[Objective]
Where a line of the listing below includes the word "Lindfield", reproduce that line.

Begin Listed records

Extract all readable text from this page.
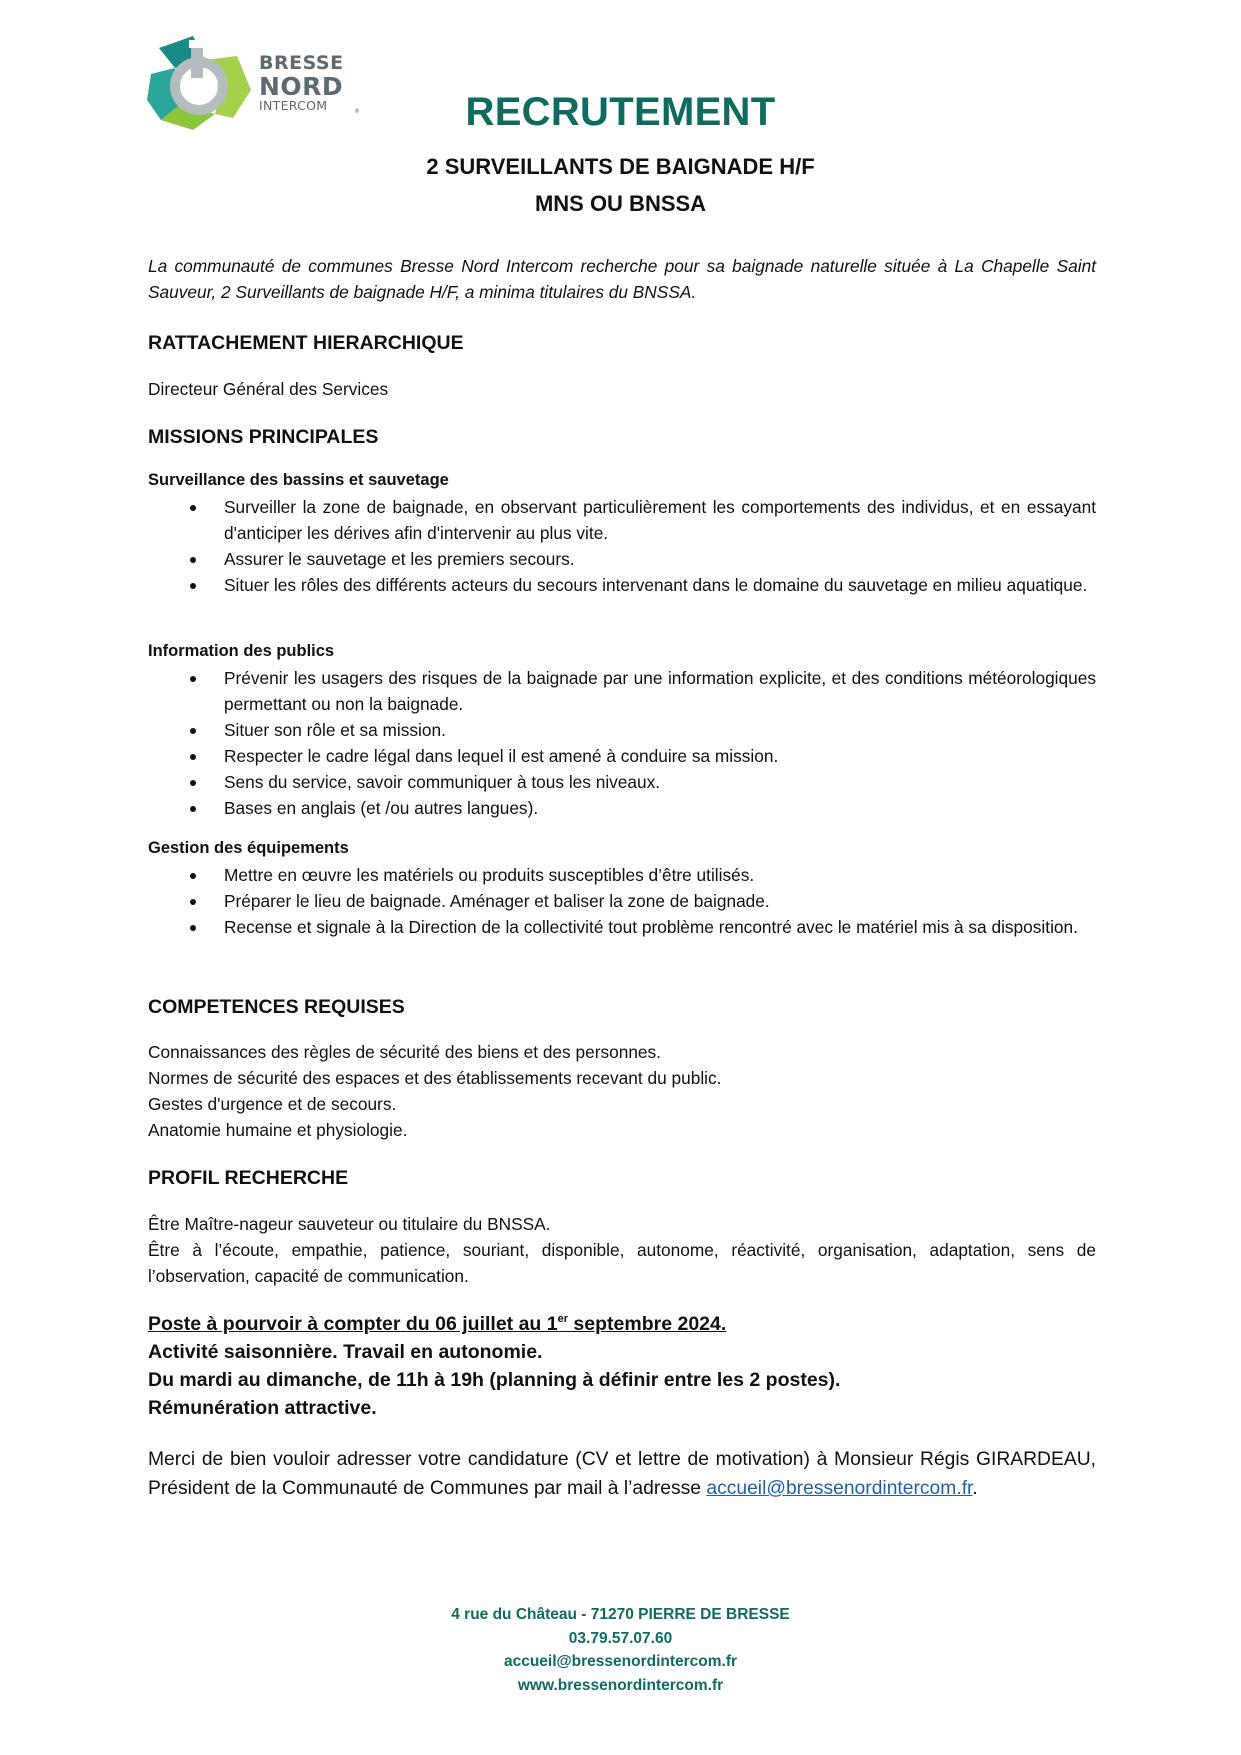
BRESSE
NORD
INTERCOM	®	RECRUTEMENT

2 SURVEILLANTS DE BAIGNADE H/F

MNS OU BNSSA

La communauté de communes Bresse Nord Intercom recherche pour sa baignade naturelle située à La Chapelle Saint Sauveur, 2 Surveillants de baignade H/F, a minima titulaires du BNSSA.

RATTACHEMENT HIERARCHIQUE

Directeur Général des Services

MISSIONS PRINCIPALES

Surveillance des bassins et sauvetage

Surveiller la zone de baignade, en observant particulièrement les comportements des individus, et en essayant d'anticiper les dérives afin d'intervenir au plus vite.
Assurer le sauvetage et les premiers secours.
Situer les rôles des différents acteurs du secours intervenant dans le domaine du sauvetage en milieu aquatique.

Information des publics

Prévenir les usagers des risques de la baignade par une information explicite, et des conditions météorologiques permettant ou non la baignade.
Situer son rôle et sa mission.
Respecter le cadre légal dans lequel il est amené à conduire sa mission.
Sens du service, savoir communiquer à tous les niveaux.
Bases en anglais (et /ou autres langues).

Gestion des équipements

Mettre en œuvre les matériels ou produits susceptibles d’être utilisés.
Préparer le lieu de baignade. Aménager et baliser la zone de baignade.
Recense et signale à la Direction de la collectivité tout problème rencontré avec le matériel mis à sa disposition.

COMPETENCES REQUISES

Connaissances des règles de sécurité des biens et des personnes.

Normes de sécurité des espaces et des établissements recevant du public.

Gestes d'urgence et de secours.

Anatomie humaine et physiologie.

PROFIL RECHERCHE

Être Maître-nageur sauveteur ou titulaire du BNSSA.

Être à l’écoute, empathie, patience, souriant, disponible, autonome, réactivité, organisation, adaptation, sens de l’observation, capacité de communication.

Poste à pourvoir à compter du 06 juillet au 1er septembre 2024.

Activité saisonnière. Travail en autonomie.

Du mardi au dimanche, de 11h à 19h (planning à définir entre les 2 postes).

Rémunération attractive.

Merci de bien vouloir adresser votre candidature (CV et lettre de motivation) à Monsieur Régis GIRARDEAU, Président de la Communauté de Communes par mail à l’adresse accueil@bressenordintercom.fr.

4 rue du Château - 71270 PIERRE DE BRESSE
03.79.57.07.60
accueil@bressenordintercom.fr
www.bressenordintercom.fr
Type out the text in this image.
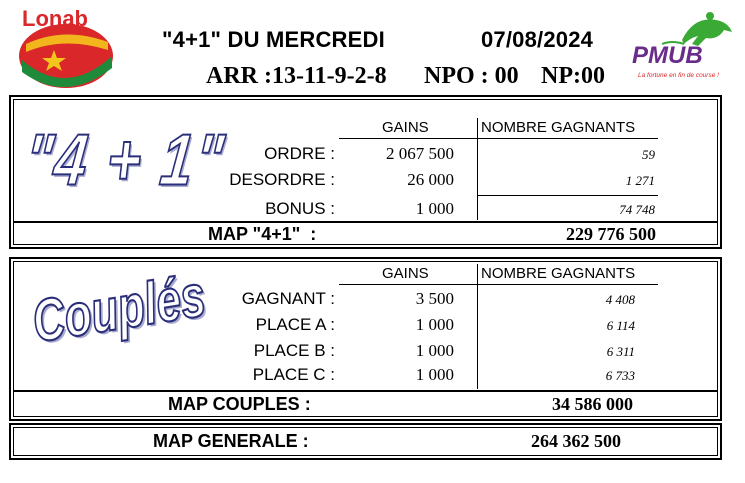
Lonab
PMUB
La fortune en fin de course !
"4+1" DU MERCREDI	07/08/2024
ARR :13-11-9-2-8 NPO : 00 NP:00
"4 + 1"	GAINS	NOMBRE GAGNANTS
ORDRE :	2 067 500	59
DESORDRE :	26 000	1 271
BONUS :	1 000	74 748
MAP "4+1"  :	229 776 500
Couplés	GAINS	NOMBRE GAGNANTS
GAGNANT :	3 500	4 408
PLACE A :	1 000	6 114
PLACE B :	1 000	6 311
PLACE C :	1 000	6 733
MAP COUPLES :	34 586 000
MAP GENERALE :	264 362 500
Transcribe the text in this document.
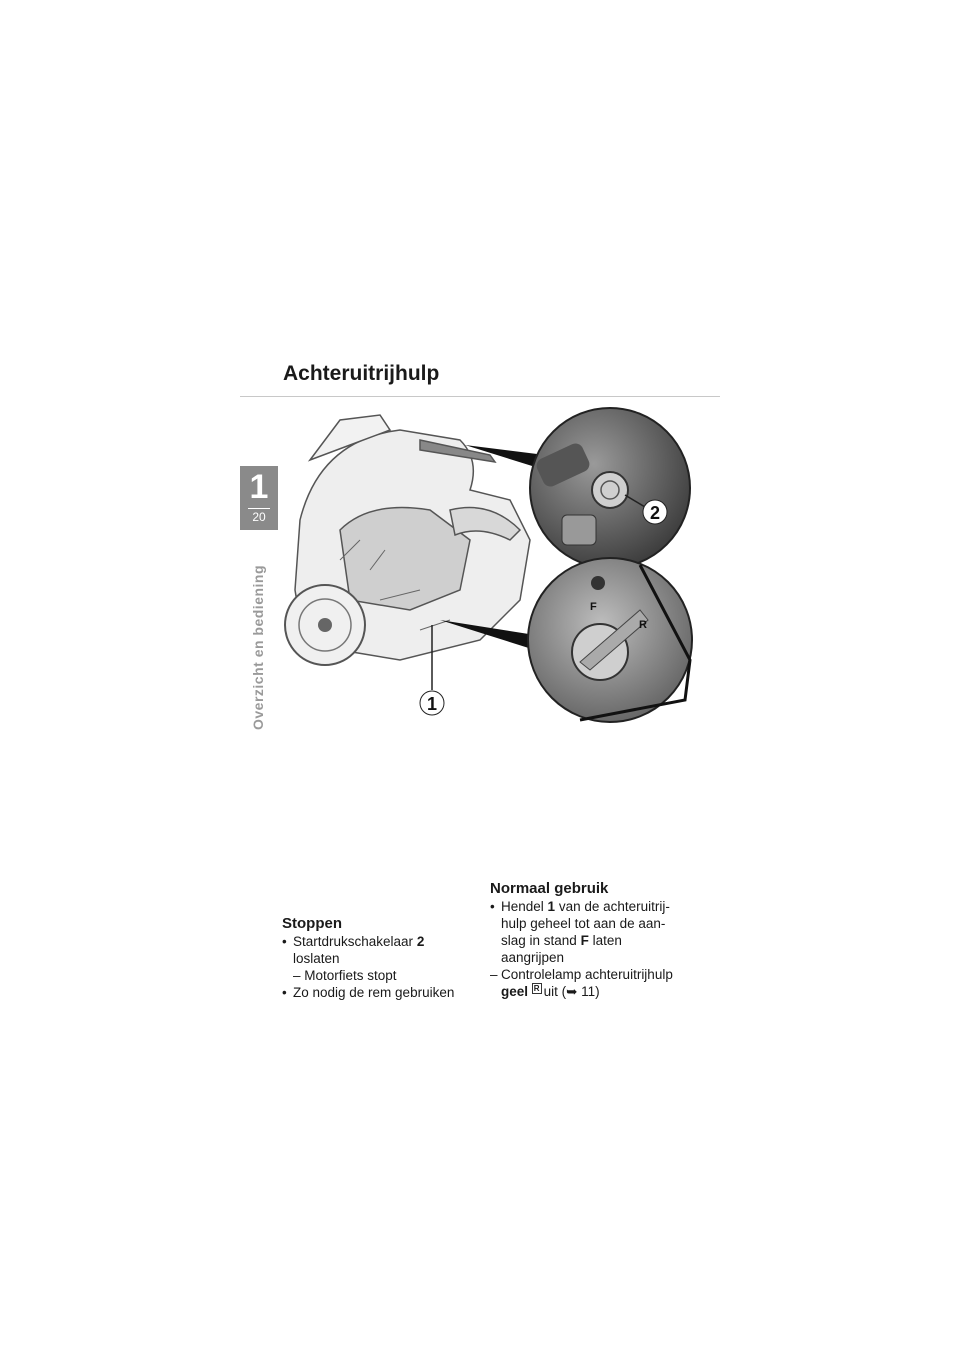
Achteruitrijhulp
1
20
Overzicht en bediening
2
F
R
1
Stoppen
• Startdrukschakelaar 2
loslaten
– Motorfiets stopt
• Zo nodig de rem gebruiken
Normaal gebruik
• Hendel 1 van de achteruitrij-
hulp geheel tot aan de aan-
slag in stand F laten
aangrijpen
– Controlelamp achteruitrijhulp
geel R uit (➥ 11)
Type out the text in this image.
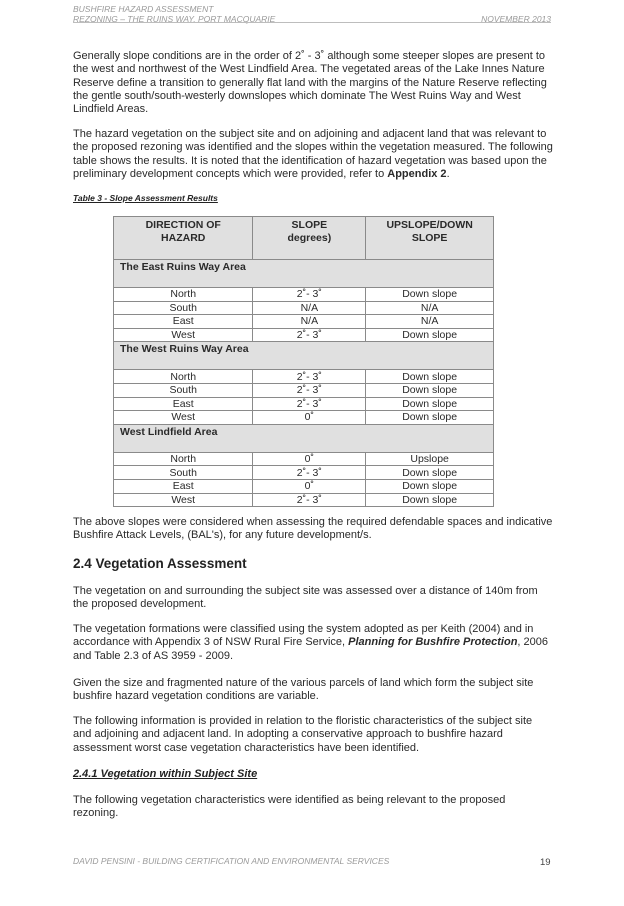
BUSHFIRE HAZARD ASSESSMENT
REZONING – THE RUINS WAY, PORT MACQUARIE	NOVEMBER 2013

Generally slope conditions are in the order of 2˚ - 3˚ although some steeper slopes are present to the west and northwest of the West Lindfield Area. The vegetated areas of the Lake Innes Nature Reserve define a transition to generally flat land with the margins of the Nature Reserve reflecting the gentle south/south-westerly downslopes which dominate The West Ruins Way and West Lindfield Areas.

The hazard vegetation on the subject site and on adjoining and adjacent land that was relevant to the proposed rezoning was identified and the slopes within the vegetation measured. The following table shows the results. It is noted that the identification of hazard vegetation was based upon the preliminary development concepts which were provided, refer to Appendix 2.

Table 3 - Slope Assessment Results
DIRECTION OF HAZARD	SLOPE degrees)	UPSLOPE/DOWN SLOPE
The East Ruins Way Area		
North	2˚- 3˚	Down slope
South	N/A	N/A
East	N/A	N/A
West	2˚- 3˚	Down slope
The West Ruins Way Area		
North	2˚- 3˚	Down slope
South	2˚- 3˚	Down slope
East	2˚- 3˚	Down slope
West	0˚	Down slope
West Lindfield Area		
North	0˚	Upslope
South	2˚- 3˚	Down slope
East	0˚	Down slope
West	2˚- 3˚	Down slope

The above slopes were considered when assessing the required defendable spaces and indicative Bushfire Attack Levels, (BAL's), for any future development/s.

2.4 Vegetation Assessment

The vegetation on and surrounding the subject site was assessed over a distance of 140m from the proposed development.

The vegetation formations were classified using the system adopted as per Keith (2004) and in accordance with Appendix 3 of NSW Rural Fire Service, Planning for Bushfire Protection, 2006 and Table 2.3 of AS 3959 - 2009.

Given the size and fragmented nature of the various parcels of land which form the subject site bushfire hazard vegetation conditions are variable.

The following information is provided in relation to the floristic characteristics of the subject site and adjoining and adjacent land. In adopting a conservative approach to bushfire hazard assessment worst case vegetation characteristics have been identified.

2.4.1 Vegetation within Subject Site

The following vegetation characteristics were identified as being relevant to the proposed rezoning.

DAVID PENSINI - BUILDING CERTIFICATION AND ENVIRONMENTAL SERVICES	19
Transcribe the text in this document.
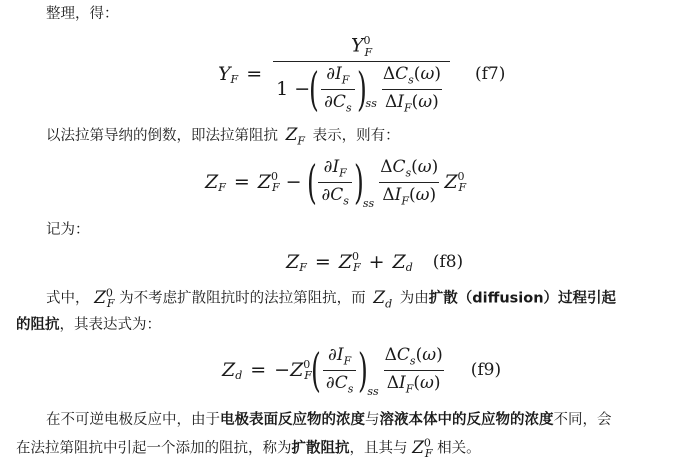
整理，得：
$Y_F = \frac{Y^0_F}{1 - ( \frac{\partial I_F}{\partial C_s} ) ss \frac{\Delta C_s(\omega)}{\Delta I_F(\omega)}} (f7)$
以法拉第导纳的倒数，即法拉第阻抗 $Z_F$ 表示，则有：
$Z_F = Z^0$
F − ( $\frac{\partial I_F}{\partial C_s}$ ) ss $\frac{\Delta C_s(\omega)}{\Delta I_F(\omega)} Z^0$
F
记为：
$Z_F = Z^0$
$F + Z_d$ (f8)
式中， $Z^0_F$ 为不考虑扩散阻抗时的法拉第阻抗，而 $Z_d$ 为由扩散（diffusion）过程引起
的阻抗，其表达式为：
$Z_d$ = − $Z^0$
F ( $\frac{\partial I_F}{\partial C_s}$ ) ss $\frac{\Delta C_s(\omega)}{\Delta I_F(\omega)} (f9)$
在不可逆电极反应中，由于电极表面反应物的浓度与溶液本体中的反应物的浓度不同，会
在法拉第阻抗中引起一个添加的阻抗，称为扩散阻抗，且其与 $Z^0_F$ 相关。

End Listed records

[Problem solution]
Generally slope conditions are in the order of 2˚ - 3˚ although some steeper slopes are present to the west and northwest of the West Lindfield Area. The vegetated areas of the Lake Innes Nature Reserve define a transition to generally flat land with the margins of the Nature Reserve reflecting the gentle south/south-westerly downslopes which dominate The West Ruins Way and West Lindfield Areas.
West Lindfield Area		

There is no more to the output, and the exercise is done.